**SUPPLIED MATERIAL**
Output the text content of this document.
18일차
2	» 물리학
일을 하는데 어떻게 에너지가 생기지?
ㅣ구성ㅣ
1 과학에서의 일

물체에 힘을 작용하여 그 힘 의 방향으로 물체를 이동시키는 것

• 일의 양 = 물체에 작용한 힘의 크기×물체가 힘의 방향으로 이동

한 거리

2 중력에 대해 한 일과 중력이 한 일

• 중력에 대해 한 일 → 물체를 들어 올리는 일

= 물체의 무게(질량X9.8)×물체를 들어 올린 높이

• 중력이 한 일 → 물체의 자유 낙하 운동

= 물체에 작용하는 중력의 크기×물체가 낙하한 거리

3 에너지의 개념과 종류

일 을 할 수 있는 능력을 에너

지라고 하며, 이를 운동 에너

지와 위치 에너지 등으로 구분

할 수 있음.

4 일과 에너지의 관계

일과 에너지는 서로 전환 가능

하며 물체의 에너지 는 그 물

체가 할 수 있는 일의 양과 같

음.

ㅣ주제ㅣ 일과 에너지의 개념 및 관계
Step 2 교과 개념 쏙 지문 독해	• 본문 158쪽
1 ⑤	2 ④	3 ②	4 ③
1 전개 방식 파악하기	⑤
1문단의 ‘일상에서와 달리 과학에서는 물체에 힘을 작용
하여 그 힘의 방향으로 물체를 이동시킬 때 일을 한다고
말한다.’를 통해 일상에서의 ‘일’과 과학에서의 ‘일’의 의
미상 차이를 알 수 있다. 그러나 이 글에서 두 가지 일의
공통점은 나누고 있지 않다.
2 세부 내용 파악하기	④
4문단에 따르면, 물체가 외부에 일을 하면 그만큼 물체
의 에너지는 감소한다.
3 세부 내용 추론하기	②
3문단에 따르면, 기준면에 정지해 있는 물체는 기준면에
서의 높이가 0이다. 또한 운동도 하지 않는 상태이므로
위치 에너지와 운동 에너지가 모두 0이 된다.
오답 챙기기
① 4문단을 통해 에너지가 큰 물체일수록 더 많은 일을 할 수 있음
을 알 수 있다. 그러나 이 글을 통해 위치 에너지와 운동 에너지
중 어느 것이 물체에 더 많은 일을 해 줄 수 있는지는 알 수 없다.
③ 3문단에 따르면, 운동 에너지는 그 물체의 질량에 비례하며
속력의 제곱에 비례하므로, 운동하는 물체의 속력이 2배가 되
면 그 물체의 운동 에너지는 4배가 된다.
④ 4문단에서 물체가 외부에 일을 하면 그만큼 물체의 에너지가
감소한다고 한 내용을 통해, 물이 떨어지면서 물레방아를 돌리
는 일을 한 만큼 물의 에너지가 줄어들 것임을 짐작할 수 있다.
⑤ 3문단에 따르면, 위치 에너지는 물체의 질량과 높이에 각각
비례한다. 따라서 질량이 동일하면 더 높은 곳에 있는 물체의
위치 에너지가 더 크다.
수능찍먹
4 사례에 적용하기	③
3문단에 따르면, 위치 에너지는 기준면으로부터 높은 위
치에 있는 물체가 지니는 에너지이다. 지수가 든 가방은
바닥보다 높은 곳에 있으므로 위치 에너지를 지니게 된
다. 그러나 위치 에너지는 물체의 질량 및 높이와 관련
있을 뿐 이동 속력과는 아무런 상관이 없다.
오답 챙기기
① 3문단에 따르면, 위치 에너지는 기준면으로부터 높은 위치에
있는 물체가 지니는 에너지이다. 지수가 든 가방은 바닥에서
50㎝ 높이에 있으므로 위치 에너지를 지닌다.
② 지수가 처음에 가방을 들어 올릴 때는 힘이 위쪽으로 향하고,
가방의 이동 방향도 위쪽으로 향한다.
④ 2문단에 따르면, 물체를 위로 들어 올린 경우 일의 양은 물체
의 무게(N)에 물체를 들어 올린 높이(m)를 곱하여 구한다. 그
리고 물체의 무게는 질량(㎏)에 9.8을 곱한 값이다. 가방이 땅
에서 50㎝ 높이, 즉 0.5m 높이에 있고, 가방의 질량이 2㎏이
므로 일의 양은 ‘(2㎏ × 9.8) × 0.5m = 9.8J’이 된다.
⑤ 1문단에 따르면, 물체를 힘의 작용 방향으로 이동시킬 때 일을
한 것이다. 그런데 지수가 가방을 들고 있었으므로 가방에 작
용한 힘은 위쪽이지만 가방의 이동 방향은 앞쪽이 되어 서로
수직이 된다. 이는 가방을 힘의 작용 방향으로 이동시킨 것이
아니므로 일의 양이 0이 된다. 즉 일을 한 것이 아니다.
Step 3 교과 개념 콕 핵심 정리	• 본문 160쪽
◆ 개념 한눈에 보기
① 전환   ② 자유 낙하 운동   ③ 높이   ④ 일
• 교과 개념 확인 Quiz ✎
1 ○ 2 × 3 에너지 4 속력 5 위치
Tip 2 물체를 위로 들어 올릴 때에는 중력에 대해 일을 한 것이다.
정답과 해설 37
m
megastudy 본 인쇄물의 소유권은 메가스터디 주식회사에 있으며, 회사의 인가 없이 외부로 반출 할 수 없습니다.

**WORK TO DO**
Give back all the records exactly as they stand.

**FINISHED EXERCISE**
Output the text content of this document.
18일차
2	» 물리학
일을 하는데 어떻게 에너지가 생기지?
ㅣ구성ㅣ
1 과학에서의 일

물체에 힘을 작용하여 그 힘 의 방향으로 물체를 이동시키는 것

• 일의 양 = 물체에 작용한 힘의 크기×물체가 힘의 방향으로 이동

한 거리

2 중력에 대해 한 일과 중력이 한 일

• 중력에 대해 한 일 → 물체를 들어 올리는 일

= 물체의 무게(질량X9.8)×물체를 들어 올린 높이

• 중력이 한 일 → 물체의 자유 낙하 운동

= 물체에 작용하는 중력의 크기×물체가 낙하한 거리

3 에너지의 개념과 종류

일 을 할 수 있는 능력을 에너

지라고 하며, 이를 운동 에너

지와 위치 에너지 등으로 구분

할 수 있음.

4 일과 에너지의 관계

일과 에너지는 서로 전환 가능

하며 물체의 에너지 는 그 물

체가 할 수 있는 일의 양과 같

음.

ㅣ주제ㅣ 일과 에너지의 개념 및 관계
Step 2 교과 개념 쏙 지문 독해	• 본문 158쪽
1 ⑤	2 ④	3 ②	4 ③
1 전개 방식 파악하기	⑤
1문단의 ‘일상에서와 달리 과학에서는 물체에 힘을 작용
하여 그 힘의 방향으로 물체를 이동시킬 때 일을 한다고
말한다.’를 통해 일상에서의 ‘일’과 과학에서의 ‘일’의 의
미상 차이를 알 수 있다. 그러나 이 글에서 두 가지 일의
공통점은 나누고 있지 않다.
2 세부 내용 파악하기	④
4문단에 따르면, 물체가 외부에 일을 하면 그만큼 물체
의 에너지는 감소한다.
3 세부 내용 추론하기	②
3문단에 따르면, 기준면에 정지해 있는 물체는 기준면에
서의 높이가 0이다. 또한 운동도 하지 않는 상태이므로
위치 에너지와 운동 에너지가 모두 0이 된다.
오답 챙기기
① 4문단을 통해 에너지가 큰 물체일수록 더 많은 일을 할 수 있음
을 알 수 있다. 그러나 이 글을 통해 위치 에너지와 운동 에너지
중 어느 것이 물체에 더 많은 일을 해 줄 수 있는지는 알 수 없다.
③ 3문단에 따르면, 운동 에너지는 그 물체의 질량에 비례하며
속력의 제곱에 비례하므로, 운동하는 물체의 속력이 2배가 되
면 그 물체의 운동 에너지는 4배가 된다.
④ 4문단에서 물체가 외부에 일을 하면 그만큼 물체의 에너지가
감소한다고 한 내용을 통해, 물이 떨어지면서 물레방아를 돌리
는 일을 한 만큼 물의 에너지가 줄어들 것임을 짐작할 수 있다.
⑤ 3문단에 따르면, 위치 에너지는 물체의 질량과 높이에 각각
비례한다. 따라서 질량이 동일하면 더 높은 곳에 있는 물체의
위치 에너지가 더 크다.
수능찍먹
4 사례에 적용하기	③
3문단에 따르면, 위치 에너지는 기준면으로부터 높은 위
치에 있는 물체가 지니는 에너지이다. 지수가 든 가방은
바닥보다 높은 곳에 있으므로 위치 에너지를 지니게 된
다. 그러나 위치 에너지는 물체의 질량 및 높이와 관련
있을 뿐 이동 속력과는 아무런 상관이 없다.
오답 챙기기
① 3문단에 따르면, 위치 에너지는 기준면으로부터 높은 위치에
있는 물체가 지니는 에너지이다. 지수가 든 가방은 바닥에서
50㎝ 높이에 있으므로 위치 에너지를 지닌다.
② 지수가 처음에 가방을 들어 올릴 때는 힘이 위쪽으로 향하고,
가방의 이동 방향도 위쪽으로 향한다.
④ 2문단에 따르면, 물체를 위로 들어 올린 경우 일의 양은 물체
의 무게(N)에 물체를 들어 올린 높이(m)를 곱하여 구한다. 그
리고 물체의 무게는 질량(㎏)에 9.8을 곱한 값이다. 가방이 땅
에서 50㎝ 높이, 즉 0.5m 높이에 있고, 가방의 질량이 2㎏이
므로 일의 양은 ‘(2㎏ × 9.8) × 0.5m = 9.8J’이 된다.
⑤ 1문단에 따르면, 물체를 힘의 작용 방향으로 이동시킬 때 일을
한 것이다. 그런데 지수가 가방을 들고 있었으므로 가방에 작
용한 힘은 위쪽이지만 가방의 이동 방향은 앞쪽이 되어 서로
수직이 된다. 이는 가방을 힘의 작용 방향으로 이동시킨 것이
아니므로 일의 양이 0이 된다. 즉 일을 한 것이 아니다.
Step 3 교과 개념 콕 핵심 정리	• 본문 160쪽
◆ 개념 한눈에 보기
① 전환   ② 자유 낙하 운동   ③ 높이   ④ 일
• 교과 개념 확인 Quiz ✎
1 ○ 2 × 3 에너지 4 속력 5 위치
Tip 2 물체를 위로 들어 올릴 때에는 중력에 대해 일을 한 것이다.
정답과 해설 37
m
megastudy 본 인쇄물의 소유권은 메가스터디 주식회사에 있으며, 회사의 인가 없이 외부로 반출 할 수 없습니다.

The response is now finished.